--- 데이터 항목 ---
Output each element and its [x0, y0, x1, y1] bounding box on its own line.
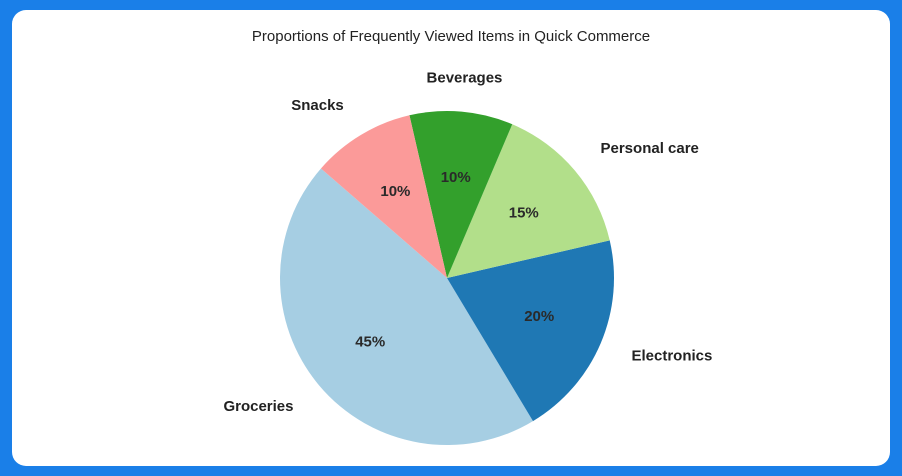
slice-label: Beverages — [427, 69, 503, 86]
pie-slice — [279, 168, 534, 446]
value-label: 45% — [355, 333, 385, 350]
pie-slice — [447, 124, 610, 278]
slice-label: Personal care — [601, 140, 699, 157]
value-label: 10% — [441, 169, 471, 186]
pie-slice — [320, 115, 447, 278]
pie-slice — [447, 240, 614, 422]
chart-title: Proportions of Frequently Viewed Items i… — [252, 28, 650, 45]
value-label: 15% — [509, 205, 539, 222]
value-label: 10% — [380, 183, 410, 200]
pie-slice — [409, 111, 513, 279]
slice-label: Electronics — [631, 347, 712, 364]
value-label: 20% — [524, 308, 554, 325]
slice-label: Groceries — [223, 398, 293, 415]
slice-label: Snacks — [291, 97, 344, 114]
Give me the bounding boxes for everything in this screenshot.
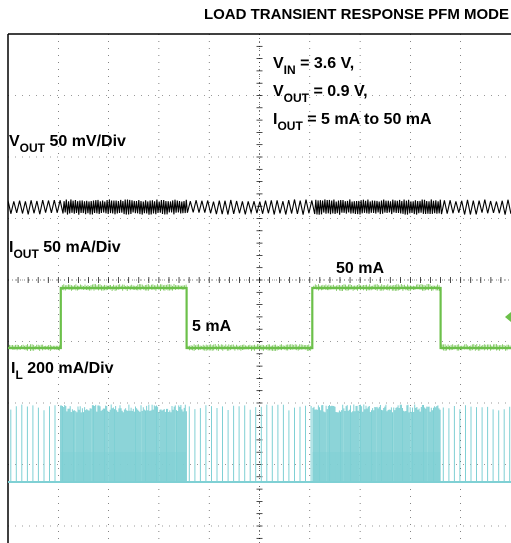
trace-il-dense-band: [60, 452, 187, 482]
chart-title: LOAD TRANSIENT RESPONSE PFM MODE: [203, 6, 509, 23]
trace-iout-noise: [9, 284, 511, 351]
channel-label-vout: VOUT 50 mV/Div: [9, 133, 126, 155]
grid: [7, 33, 511, 543]
trace-il-dense-band: [312, 452, 441, 482]
labels: VIN = 3.6 V, VOUT = 0.9 V, IOUT = 5 mA t…: [9, 55, 432, 382]
condition-vin: VIN = 3.6 V,: [273, 55, 354, 77]
trigger-marker: [505, 312, 511, 322]
trace-vout: [7, 199, 511, 215]
trace-il: [10, 404, 511, 482]
channel-label-iout: IOUT 50 mA/Div: [9, 239, 121, 261]
condition-vout: VOUT = 0.9 V,: [273, 83, 368, 105]
trace-iout: [8, 286, 511, 350]
traces: [7, 199, 511, 483]
condition-iout: IOUT = 5 mA to 50 mA: [273, 111, 432, 133]
channel-label-il: IL 200 mA/Div: [11, 360, 114, 382]
annotation-high-level: 50 mA: [336, 260, 384, 277]
annotation-low-level: 5 mA: [192, 318, 232, 335]
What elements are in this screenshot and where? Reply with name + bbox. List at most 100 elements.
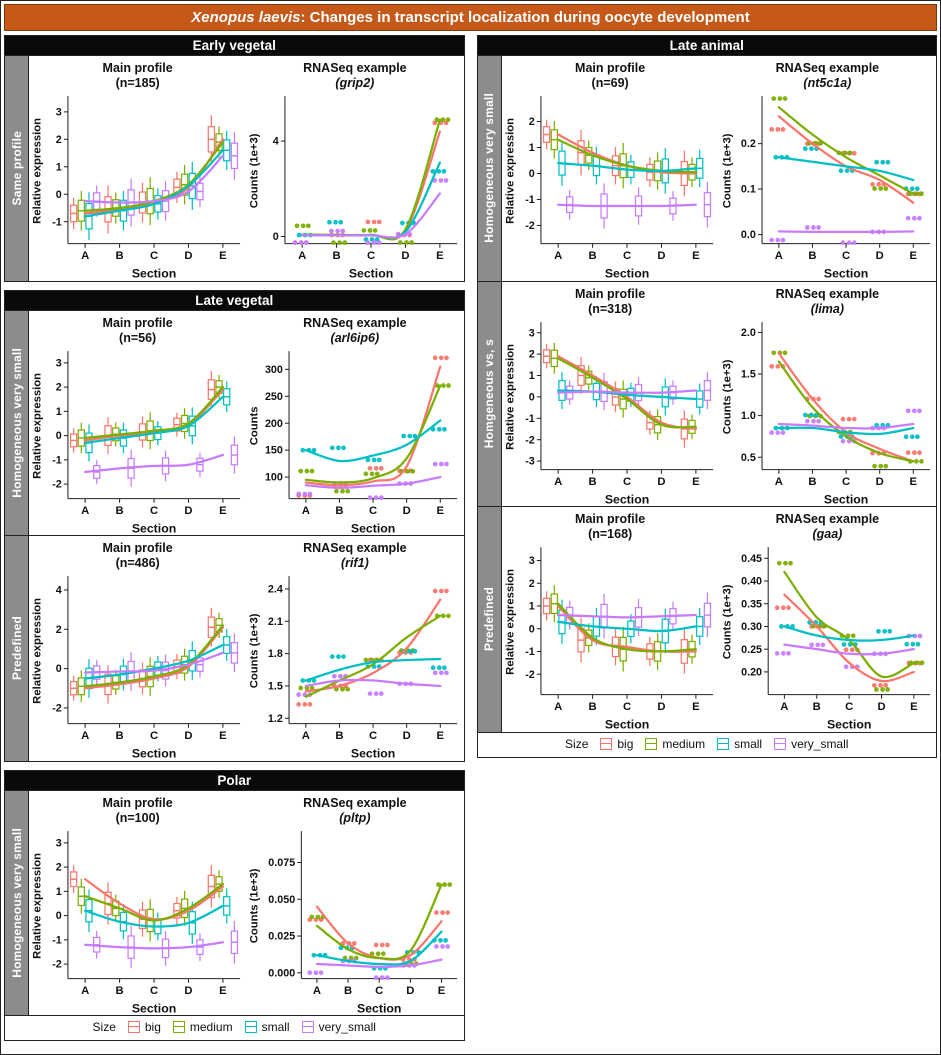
- svg-text:C: C: [622, 701, 630, 713]
- row-la-homogeneous-vs-s: Homgeneous vs, s Main profile (n=318) -3-…: [477, 280, 937, 507]
- panel-header-polar: Polar: [5, 770, 464, 790]
- svg-text:D: D: [875, 250, 883, 262]
- chart-title-line1: RNASeq example: [775, 512, 880, 527]
- chart-title: RNASeq example (gaa): [719, 509, 936, 543]
- svg-text:0.40: 0.40: [741, 576, 762, 588]
- svg-text:-1: -1: [525, 412, 535, 424]
- svg-text:0.25: 0.25: [741, 644, 762, 656]
- chart-title: Main profile (n=56): [29, 313, 246, 347]
- plot-svg: -2 0 2 4 A B C D E Relative expression Section: [31, 576, 241, 761]
- charts-la-homogeneous-very-small: Main profile (n=69) -2 -1 0 1 2 A B C D E Relative …: [502, 56, 937, 281]
- svg-text:Relative expression: Relative expression: [31, 853, 43, 959]
- legend-text-very-small: very_small: [318, 1020, 376, 1035]
- svg-text:D: D: [184, 250, 192, 262]
- plot-svg: -1 0 1 2 3 A B C D E Relative expression Section: [31, 96, 241, 280]
- chart-title: RNASeq example (grip2): [246, 58, 463, 92]
- svg-text:0.0: 0.0: [741, 229, 756, 241]
- row-la-predefined: Predefined Main profile (n=168) -2 -1 0 1 2 3 A…: [477, 506, 936, 732]
- svg-text:A: A: [81, 730, 89, 742]
- chart-main-profile-n100: Main profile (n=100) -2 -1 0 1 2 3 A B C D E Relativ…: [29, 793, 246, 1016]
- svg-text:C: C: [369, 505, 377, 517]
- chart-main-profile-n168: Main profile (n=168) -2 -1 0 1 2 3 A B C D E Relativ…: [502, 509, 719, 732]
- svg-text:A: A: [554, 250, 562, 262]
- chart-title: RNASeq example (pltp): [246, 793, 463, 827]
- svg-text:-2: -2: [525, 669, 535, 681]
- svg-text:D: D: [657, 476, 665, 488]
- svg-text:0.35: 0.35: [741, 598, 762, 610]
- svg-text:Section: Section: [604, 266, 648, 280]
- charts-same-profile: Main profile (n=185) -1 0 1 2 3 A B C D E Relative …: [29, 56, 464, 281]
- size-legend-right: Size big medium small very_small: [477, 731, 936, 757]
- svg-text:-1: -1: [525, 194, 535, 206]
- svg-text:Section: Section: [132, 1001, 176, 1015]
- plot-rnaseq-pltp: 0.000 0.025 0.050 0.075 A B C D E Counts (1e+3) Se…: [246, 827, 463, 1016]
- plot-svg: 0 4 A B C D E Counts (1e+3) Section: [249, 96, 458, 280]
- legend-item-big: big: [127, 1018, 161, 1037]
- plot-main-profile-n185: -1 0 1 2 3 A B C D E Relative expression Section: [29, 92, 246, 281]
- legend-key-small: [717, 734, 730, 753]
- svg-text:0.2: 0.2: [741, 138, 756, 150]
- svg-text:-1: -1: [52, 934, 62, 946]
- row-homogeneous-very-small: Homogeneous very small Main profile (n=56…: [5, 309, 464, 536]
- svg-text:-2: -2: [525, 220, 535, 232]
- svg-text:E: E: [692, 701, 700, 713]
- plot-svg: 0.0 0.1 0.2 A B C D E Counts (1e+3) Section: [721, 96, 930, 280]
- left-column: Early vegetal Same profile Main profile(…: [4, 35, 465, 1042]
- svg-text:Counts (1e+3): Counts (1e+3): [249, 133, 261, 208]
- svg-text:B: B: [588, 250, 596, 262]
- svg-text:A: A: [780, 701, 788, 713]
- strip-label: Homgeneous vs, s: [482, 339, 496, 449]
- svg-text:Counts (1e+3): Counts (1e+3): [721, 584, 733, 659]
- svg-text:D: D: [657, 250, 665, 262]
- svg-text:E: E: [909, 476, 917, 488]
- strip-label: Homogeneous very small: [482, 93, 496, 244]
- legend-key-big: [127, 1018, 140, 1037]
- svg-text:B: B: [808, 250, 816, 262]
- svg-text:Counts (1e+3): Counts (1e+3): [721, 133, 733, 208]
- legend-item-medium: medium: [645, 734, 705, 753]
- svg-text:E: E: [909, 250, 917, 262]
- svg-text:B: B: [116, 505, 124, 517]
- svg-text:D: D: [184, 730, 192, 742]
- svg-text:100: 100: [265, 471, 283, 483]
- svg-text:3: 3: [528, 327, 534, 339]
- svg-text:300: 300: [265, 363, 283, 375]
- chart-rnaseq-rif1: RNASeq example (rif1) 1.2 1.5 1.8 2.1 2.4 A B C D…: [246, 538, 463, 761]
- strip-label: Same profile: [9, 131, 24, 206]
- strip-polar-homogeneous-very-small: Homogeneous very small: [5, 790, 29, 1016]
- chart-title-gene: (rif1): [340, 556, 369, 571]
- svg-text:Relative expression: Relative expression: [31, 598, 43, 704]
- svg-text:0: 0: [56, 910, 62, 922]
- chart-title: Main profile (n=168): [502, 509, 719, 543]
- strip-homogeneous-very-small: Homogeneous very small: [5, 310, 29, 536]
- row-predefined: Predefined Main profile (n=486) -2 0 2 4 A B C D…: [5, 535, 464, 761]
- legend-text-small: small: [734, 736, 763, 751]
- svg-text:C: C: [369, 730, 377, 742]
- svg-text:1.5: 1.5: [268, 681, 283, 693]
- plot-svg: 0.20 0.25 0.30 0.35 0.40 0.45 A B C D E Counts (1e+…: [721, 547, 930, 732]
- svg-text:Section: Section: [349, 266, 393, 280]
- legend-label: Size: [565, 736, 589, 751]
- svg-text:A: A: [313, 985, 321, 997]
- plot-svg: -2 -1 0 1 2 3 A B C D E Relative expression Section: [504, 547, 713, 732]
- svg-text:2.4: 2.4: [268, 584, 283, 596]
- svg-text:D: D: [403, 505, 411, 517]
- figure-title: Xenopus laevis: Changes in transcript lo…: [4, 4, 937, 31]
- legend-item-small: small: [244, 1018, 290, 1037]
- strip-la-homogeneous-vs-s: Homgeneous vs, s: [477, 281, 502, 507]
- panel-polar: Polar Homogeneous very small Main profil…: [4, 769, 465, 1042]
- chart-title-line1: Main profile: [102, 61, 173, 75]
- chart-title-gene: (grip2): [335, 76, 375, 90]
- svg-text:A: A: [554, 701, 562, 713]
- legend-text-very-small: very_small: [791, 736, 849, 751]
- plot-rnaseq-gaa: 0.20 0.25 0.30 0.35 0.40 0.45 A B C D E Counts (1e+…: [719, 543, 936, 732]
- charts-la-homogeneous-vs-s: Main profile (n=318) -3 -2 -1 0 1 2 3 A B C D E Relat…: [502, 282, 937, 507]
- chart-rnaseq-grip2: RNASeq example (grip2) 0 4 A B C D E Counts (1e+…: [246, 58, 463, 281]
- chart-title-line1: Main profile: [575, 512, 646, 527]
- chart-main-profile-n486: Main profile (n=486) -2 0 2 4 A B C D E Relative e…: [29, 538, 246, 761]
- svg-text:1.5: 1.5: [741, 368, 756, 380]
- svg-text:A: A: [81, 505, 89, 517]
- svg-text:2.0: 2.0: [741, 327, 756, 339]
- svg-text:0.5: 0.5: [741, 451, 756, 463]
- svg-text:-1: -1: [52, 454, 62, 466]
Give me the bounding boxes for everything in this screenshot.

--- 수행할 과제 ---
"trace-il-dense-band: [60, 452, 187, 482]" 문구가 든 줄부터 "condition-vout: VOUT = 0.9" 문구가 든 줄까지의 구간만 다시 적되, "trace-il-dense-band" 부분을 "trace-inductor-current-band" 표현으로 바꾸고 나머지는 그대로 두세요.

--- 연습 답안 ---
trace-inductor-current-band: [60, 452, 187, 482]
chart-title: LOAD TRANSIENT RESPONSE PFM MODE: [203, 6, 509, 23]
trace-iout-noise: [9, 284, 511, 351]
channel-label-vout: VOUT 50 mV/Div: [9, 133, 126, 155]
grid: [7, 33, 511, 543]
trace-inductor-current-band: [312, 452, 441, 482]
labels: VIN = 3.6 V, VOUT = 0.9 V, IOUT = 5 mA t…: [9, 55, 432, 382]
condition-vin: VIN = 3.6 V,: [273, 55, 354, 77]
trigger-marker: [505, 312, 511, 322]
trace-vout: [7, 199, 511, 215]
trace-il: [10, 404, 511, 482]
channel-label-iout: IOUT 50 mA/Div: [9, 239, 121, 261]
condition-vout: VOUT = 0.9 V,: [273, 83, 368, 105]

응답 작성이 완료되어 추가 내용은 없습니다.